=== Required work ===
Copy all the entries word for word, but omit the pictures.

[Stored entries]
= = =
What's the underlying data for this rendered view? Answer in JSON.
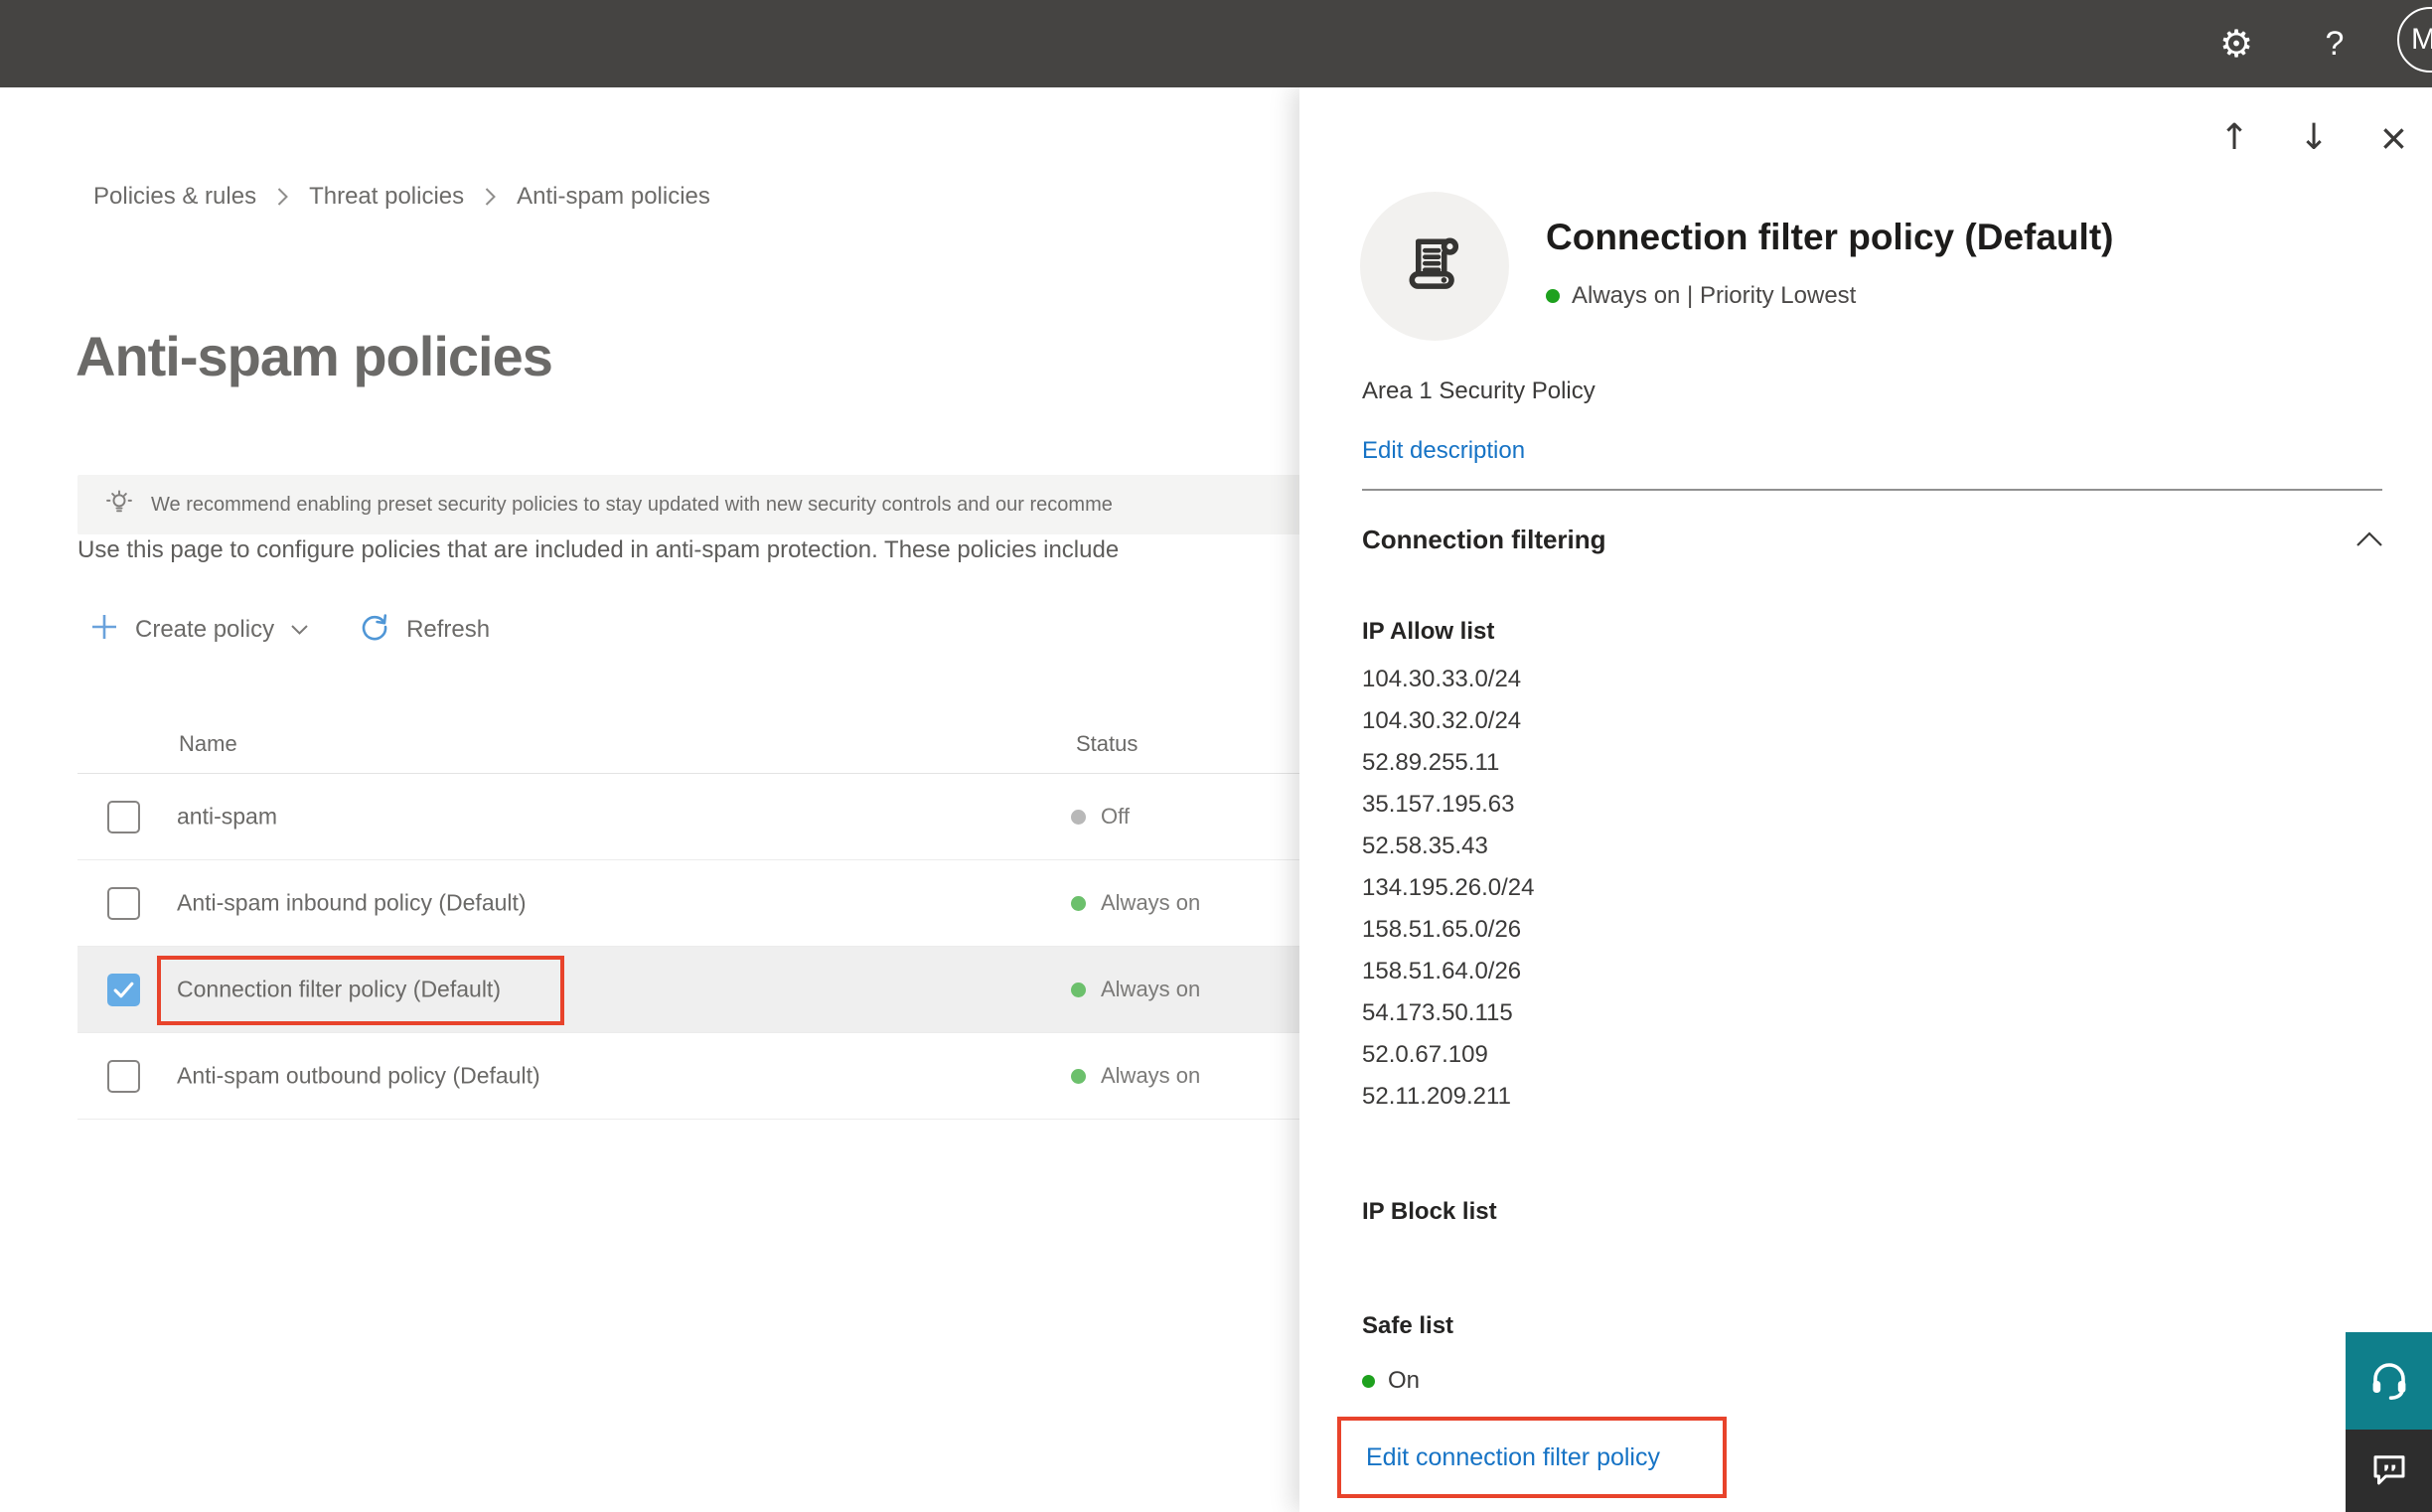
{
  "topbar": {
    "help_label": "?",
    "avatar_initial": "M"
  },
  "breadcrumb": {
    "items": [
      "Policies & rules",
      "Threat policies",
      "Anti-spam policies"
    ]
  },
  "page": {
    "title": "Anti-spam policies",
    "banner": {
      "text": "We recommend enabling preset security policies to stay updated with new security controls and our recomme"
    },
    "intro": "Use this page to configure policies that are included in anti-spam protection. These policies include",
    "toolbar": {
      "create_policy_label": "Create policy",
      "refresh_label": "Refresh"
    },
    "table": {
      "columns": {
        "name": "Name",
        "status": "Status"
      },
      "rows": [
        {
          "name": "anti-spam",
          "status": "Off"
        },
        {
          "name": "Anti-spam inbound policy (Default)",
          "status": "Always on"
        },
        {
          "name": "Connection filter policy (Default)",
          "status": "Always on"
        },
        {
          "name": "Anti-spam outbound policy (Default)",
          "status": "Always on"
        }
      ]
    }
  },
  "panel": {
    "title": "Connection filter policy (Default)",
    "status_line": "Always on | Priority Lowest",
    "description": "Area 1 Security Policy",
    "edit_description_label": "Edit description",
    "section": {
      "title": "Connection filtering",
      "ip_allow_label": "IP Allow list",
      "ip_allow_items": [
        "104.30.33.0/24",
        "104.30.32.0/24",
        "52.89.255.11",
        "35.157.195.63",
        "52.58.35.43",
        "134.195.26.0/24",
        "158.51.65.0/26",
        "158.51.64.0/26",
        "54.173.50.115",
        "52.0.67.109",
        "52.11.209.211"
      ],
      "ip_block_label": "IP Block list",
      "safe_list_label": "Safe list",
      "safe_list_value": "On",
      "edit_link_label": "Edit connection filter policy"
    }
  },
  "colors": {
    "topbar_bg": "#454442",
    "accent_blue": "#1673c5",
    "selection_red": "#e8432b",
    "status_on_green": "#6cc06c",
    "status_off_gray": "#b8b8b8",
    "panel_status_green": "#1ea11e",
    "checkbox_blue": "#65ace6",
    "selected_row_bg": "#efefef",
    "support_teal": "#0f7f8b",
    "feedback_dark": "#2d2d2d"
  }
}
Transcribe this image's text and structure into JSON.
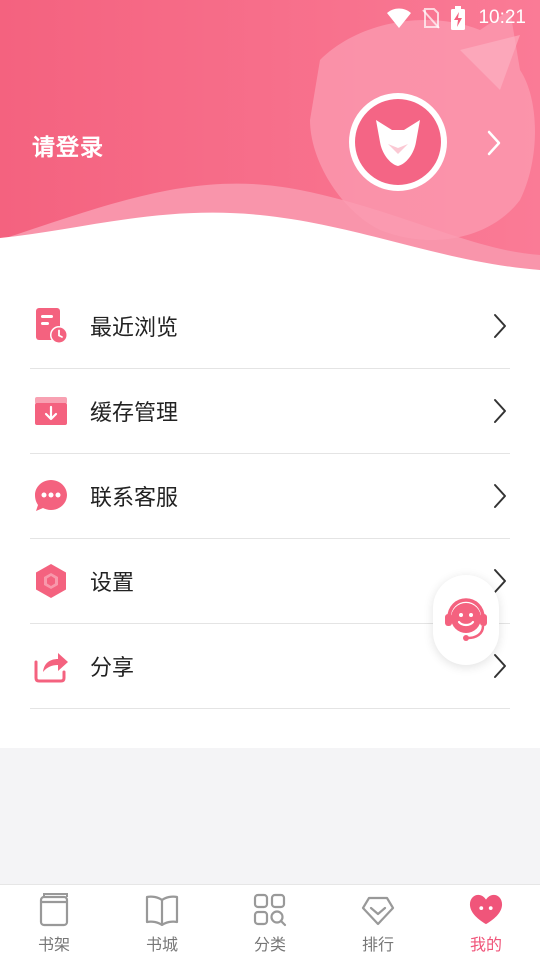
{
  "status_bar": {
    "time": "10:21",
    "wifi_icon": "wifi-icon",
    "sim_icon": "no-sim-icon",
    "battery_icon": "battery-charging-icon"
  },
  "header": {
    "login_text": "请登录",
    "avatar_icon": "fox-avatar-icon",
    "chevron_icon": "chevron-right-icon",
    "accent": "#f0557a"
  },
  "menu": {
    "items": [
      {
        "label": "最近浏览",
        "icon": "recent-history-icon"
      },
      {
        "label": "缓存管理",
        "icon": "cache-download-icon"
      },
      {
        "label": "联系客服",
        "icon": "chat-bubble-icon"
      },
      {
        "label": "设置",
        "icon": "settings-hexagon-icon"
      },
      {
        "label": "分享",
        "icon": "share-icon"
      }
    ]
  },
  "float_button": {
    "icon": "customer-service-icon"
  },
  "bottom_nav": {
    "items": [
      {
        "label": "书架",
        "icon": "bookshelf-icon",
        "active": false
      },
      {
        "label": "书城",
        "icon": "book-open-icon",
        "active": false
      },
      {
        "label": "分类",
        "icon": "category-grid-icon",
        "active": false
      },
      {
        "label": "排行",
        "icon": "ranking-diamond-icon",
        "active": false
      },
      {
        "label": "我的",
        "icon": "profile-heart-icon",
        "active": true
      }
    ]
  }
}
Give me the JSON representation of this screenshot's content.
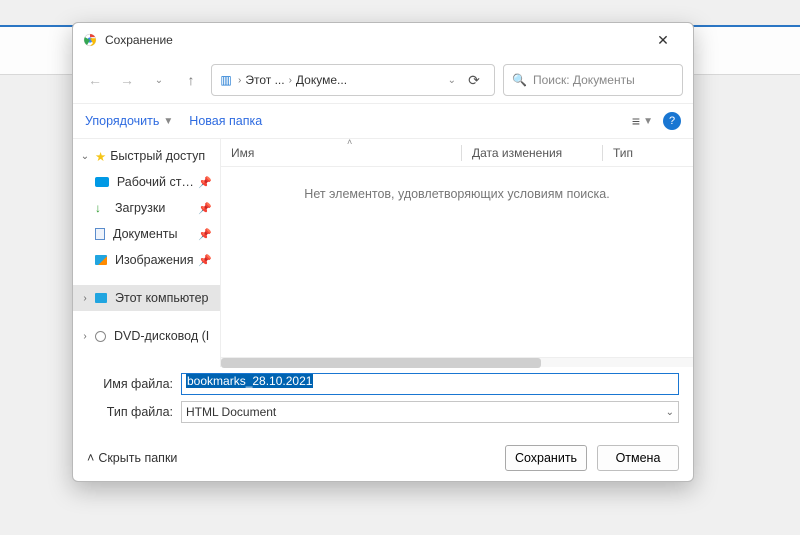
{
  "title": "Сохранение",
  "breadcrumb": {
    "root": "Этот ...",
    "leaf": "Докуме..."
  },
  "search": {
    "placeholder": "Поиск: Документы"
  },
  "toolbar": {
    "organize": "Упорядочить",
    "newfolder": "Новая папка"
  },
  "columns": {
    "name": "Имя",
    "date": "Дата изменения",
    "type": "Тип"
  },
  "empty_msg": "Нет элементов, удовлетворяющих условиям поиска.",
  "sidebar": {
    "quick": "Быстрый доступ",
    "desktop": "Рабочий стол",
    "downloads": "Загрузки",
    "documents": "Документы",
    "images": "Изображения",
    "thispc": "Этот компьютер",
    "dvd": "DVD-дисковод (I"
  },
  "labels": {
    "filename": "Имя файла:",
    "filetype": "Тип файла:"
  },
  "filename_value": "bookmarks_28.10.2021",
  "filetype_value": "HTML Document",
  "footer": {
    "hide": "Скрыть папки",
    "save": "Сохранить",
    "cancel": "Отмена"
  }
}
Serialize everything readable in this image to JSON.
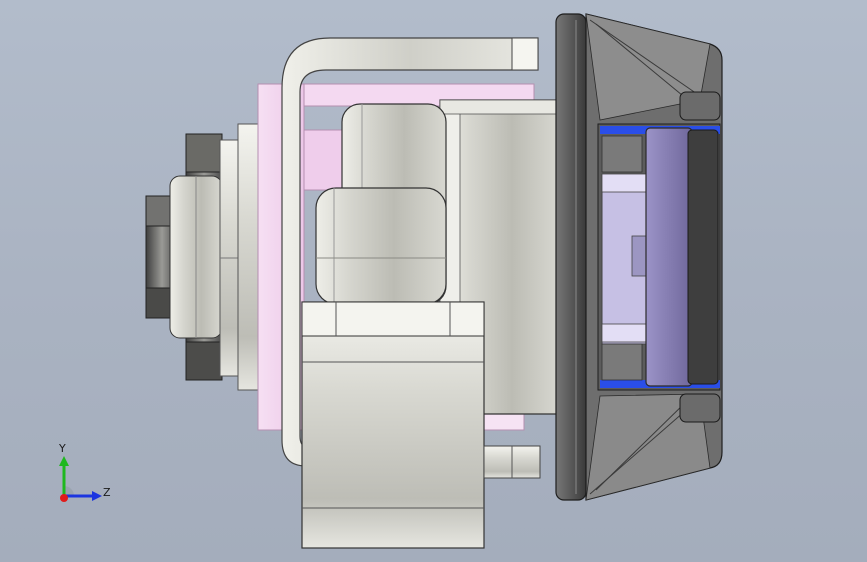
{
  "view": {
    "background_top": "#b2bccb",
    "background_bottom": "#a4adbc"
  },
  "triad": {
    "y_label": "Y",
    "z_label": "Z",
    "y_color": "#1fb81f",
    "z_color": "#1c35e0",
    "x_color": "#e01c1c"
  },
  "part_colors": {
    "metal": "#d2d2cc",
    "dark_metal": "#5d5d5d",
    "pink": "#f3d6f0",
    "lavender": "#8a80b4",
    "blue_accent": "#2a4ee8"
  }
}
= = =
=== Solved problem ===
What's the underlying data for this rendered view? Answer in JSON.
{
  "topbar": {
    "help_label": "?",
    "avatar_initial": "M"
  },
  "breadcrumb": {
    "items": [
      "Policies & rules",
      "Threat policies",
      "Anti-spam policies"
    ]
  },
  "page": {
    "title": "Anti-spam policies",
    "banner": {
      "text": "We recommend enabling preset security policies to stay updated with new security controls and our recomme"
    },
    "intro": "Use this page to configure policies that are included in anti-spam protection. These policies include",
    "toolbar": {
      "create_policy_label": "Create policy",
      "refresh_label": "Refresh"
    },
    "table": {
      "columns": {
        "name": "Name",
        "status": "Status"
      },
      "rows": [
        {
          "name": "anti-spam",
          "status": "Off"
        },
        {
          "name": "Anti-spam inbound policy (Default)",
          "status": "Always on"
        },
        {
          "name": "Connection filter policy (Default)",
          "status": "Always on"
        },
        {
          "name": "Anti-spam outbound policy (Default)",
          "status": "Always on"
        }
      ]
    }
  },
  "panel": {
    "title": "Connection filter policy (Default)",
    "status_line": "Always on | Priority Lowest",
    "description": "Area 1 Security Policy",
    "edit_description_label": "Edit description",
    "section": {
      "title": "Connection filtering",
      "ip_allow_label": "IP Allow list",
      "ip_allow_items": [
        "104.30.33.0/24",
        "104.30.32.0/24",
        "52.89.255.11",
        "35.157.195.63",
        "52.58.35.43",
        "134.195.26.0/24",
        "158.51.65.0/26",
        "158.51.64.0/26",
        "54.173.50.115",
        "52.0.67.109",
        "52.11.209.211"
      ],
      "ip_block_label": "IP Block list",
      "safe_list_label": "Safe list",
      "safe_list_value": "On",
      "edit_link_label": "Edit connection filter policy"
    }
  },
  "colors": {
    "topbar_bg": "#454442",
    "accent_blue": "#1673c5",
    "selection_red": "#e8432b",
    "status_on_green": "#6cc06c",
    "status_off_gray": "#b8b8b8",
    "panel_status_green": "#1ea11e",
    "checkbox_blue": "#65ace6",
    "selected_row_bg": "#efefef",
    "support_teal": "#0f7f8b",
    "feedback_dark": "#2d2d2d"
  }
}
Transcribe this image's text and structure into JSON.
{
  "status_bar": {
    "time": "10:21",
    "wifi_icon": "wifi-icon",
    "sim_icon": "no-sim-icon",
    "battery_icon": "battery-charging-icon"
  },
  "header": {
    "login_text": "请登录",
    "avatar_icon": "fox-avatar-icon",
    "chevron_icon": "chevron-right-icon",
    "accent": "#f0557a"
  },
  "menu": {
    "items": [
      {
        "label": "最近浏览",
        "icon": "recent-history-icon"
      },
      {
        "label": "缓存管理",
        "icon": "cache-download-icon"
      },
      {
        "label": "联系客服",
        "icon": "chat-bubble-icon"
      },
      {
        "label": "设置",
        "icon": "settings-hexagon-icon"
      },
      {
        "label": "分享",
        "icon": "share-icon"
      }
    ]
  },
  "float_button": {
    "icon": "customer-service-icon"
  },
  "bottom_nav": {
    "items": [
      {
        "label": "书架",
        "icon": "bookshelf-icon",
        "active": false
      },
      {
        "label": "书城",
        "icon": "book-open-icon",
        "active": false
      },
      {
        "label": "分类",
        "icon": "category-grid-icon",
        "active": false
      },
      {
        "label": "排行",
        "icon": "ranking-diamond-icon",
        "active": false
      },
      {
        "label": "我的",
        "icon": "profile-heart-icon",
        "active": true
      }
    ]
  }
}
Give me the JSON representation of this screenshot's content.
{
  "title": "Сохранение",
  "breadcrumb": {
    "root": "Этот ...",
    "leaf": "Докуме..."
  },
  "search": {
    "placeholder": "Поиск: Документы"
  },
  "toolbar": {
    "organize": "Упорядочить",
    "newfolder": "Новая папка"
  },
  "columns": {
    "name": "Имя",
    "date": "Дата изменения",
    "type": "Тип"
  },
  "empty_msg": "Нет элементов, удовлетворяющих условиям поиска.",
  "sidebar": {
    "quick": "Быстрый доступ",
    "desktop": "Рабочий стол",
    "downloads": "Загрузки",
    "documents": "Документы",
    "images": "Изображения",
    "thispc": "Этот компьютер",
    "dvd": "DVD-дисковод (I"
  },
  "labels": {
    "filename": "Имя файла:",
    "filetype": "Тип файла:"
  },
  "filename_value": "bookmarks_28.10.2021",
  "filetype_value": "HTML Document",
  "footer": {
    "hide": "Скрыть папки",
    "save": "Сохранить",
    "cancel": "Отмена"
  }
}
Serialize everything readable in this image to JSON.
{
  "view": {
    "background_top": "#b2bccb",
    "background_bottom": "#a4adbc"
  },
  "triad": {
    "y_label": "Y",
    "z_label": "Z",
    "y_color": "#1fb81f",
    "z_color": "#1c35e0",
    "x_color": "#e01c1c"
  },
  "part_colors": {
    "metal": "#d2d2cc",
    "dark_metal": "#5d5d5d",
    "pink": "#f3d6f0",
    "lavender": "#8a80b4",
    "blue_accent": "#2a4ee8"
  }
}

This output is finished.